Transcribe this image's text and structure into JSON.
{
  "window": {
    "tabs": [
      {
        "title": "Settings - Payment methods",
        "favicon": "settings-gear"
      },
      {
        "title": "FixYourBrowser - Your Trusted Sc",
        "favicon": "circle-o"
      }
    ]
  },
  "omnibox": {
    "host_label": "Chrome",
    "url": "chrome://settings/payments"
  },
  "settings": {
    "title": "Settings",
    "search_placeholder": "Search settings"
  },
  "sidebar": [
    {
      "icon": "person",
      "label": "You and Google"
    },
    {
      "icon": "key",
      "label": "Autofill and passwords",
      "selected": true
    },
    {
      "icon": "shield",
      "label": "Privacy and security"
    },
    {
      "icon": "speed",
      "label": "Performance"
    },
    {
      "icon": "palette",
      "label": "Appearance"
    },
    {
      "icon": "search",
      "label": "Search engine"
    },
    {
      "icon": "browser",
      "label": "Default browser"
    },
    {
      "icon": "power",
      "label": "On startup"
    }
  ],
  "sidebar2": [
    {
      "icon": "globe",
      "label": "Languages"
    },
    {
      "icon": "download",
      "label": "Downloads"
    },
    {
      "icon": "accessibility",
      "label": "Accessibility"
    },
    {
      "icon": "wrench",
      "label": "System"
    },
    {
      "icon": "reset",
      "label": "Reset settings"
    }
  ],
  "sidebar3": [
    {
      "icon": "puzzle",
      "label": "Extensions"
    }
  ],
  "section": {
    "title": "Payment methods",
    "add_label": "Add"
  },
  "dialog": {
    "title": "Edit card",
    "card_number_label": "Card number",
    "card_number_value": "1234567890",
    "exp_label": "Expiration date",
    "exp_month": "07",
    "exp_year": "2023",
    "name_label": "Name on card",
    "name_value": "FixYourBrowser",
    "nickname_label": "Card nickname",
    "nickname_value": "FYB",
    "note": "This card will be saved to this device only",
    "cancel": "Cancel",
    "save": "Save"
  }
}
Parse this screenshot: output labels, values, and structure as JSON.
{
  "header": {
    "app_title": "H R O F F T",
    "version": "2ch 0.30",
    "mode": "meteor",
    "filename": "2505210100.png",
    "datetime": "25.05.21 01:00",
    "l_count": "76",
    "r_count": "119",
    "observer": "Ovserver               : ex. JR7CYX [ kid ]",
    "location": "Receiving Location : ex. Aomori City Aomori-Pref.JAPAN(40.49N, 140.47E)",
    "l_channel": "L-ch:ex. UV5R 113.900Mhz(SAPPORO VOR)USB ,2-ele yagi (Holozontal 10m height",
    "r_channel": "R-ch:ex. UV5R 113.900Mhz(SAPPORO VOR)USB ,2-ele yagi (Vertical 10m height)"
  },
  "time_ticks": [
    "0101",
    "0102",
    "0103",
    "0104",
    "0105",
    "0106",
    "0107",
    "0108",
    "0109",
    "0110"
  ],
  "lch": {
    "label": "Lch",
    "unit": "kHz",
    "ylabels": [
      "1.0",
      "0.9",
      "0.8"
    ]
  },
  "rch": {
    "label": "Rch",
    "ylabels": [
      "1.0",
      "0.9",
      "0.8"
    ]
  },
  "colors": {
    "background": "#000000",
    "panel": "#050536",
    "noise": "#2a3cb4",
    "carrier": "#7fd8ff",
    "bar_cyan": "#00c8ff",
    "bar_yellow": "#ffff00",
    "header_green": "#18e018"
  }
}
....................
### TASK
Wherever the string "yagi" appears in the entries above, list that line.

### OUTPUT BELOW
    "l_channel": "L-ch:ex. UV5R 113.900Mhz(SAPPORO VOR)USB ,2-ele yagi (Holozontal 10m height",
    "r_channel": "R-ch:ex. UV5R 113.900Mhz(SAPPORO VOR)USB ,2-ele yagi (Vertical 10m height)"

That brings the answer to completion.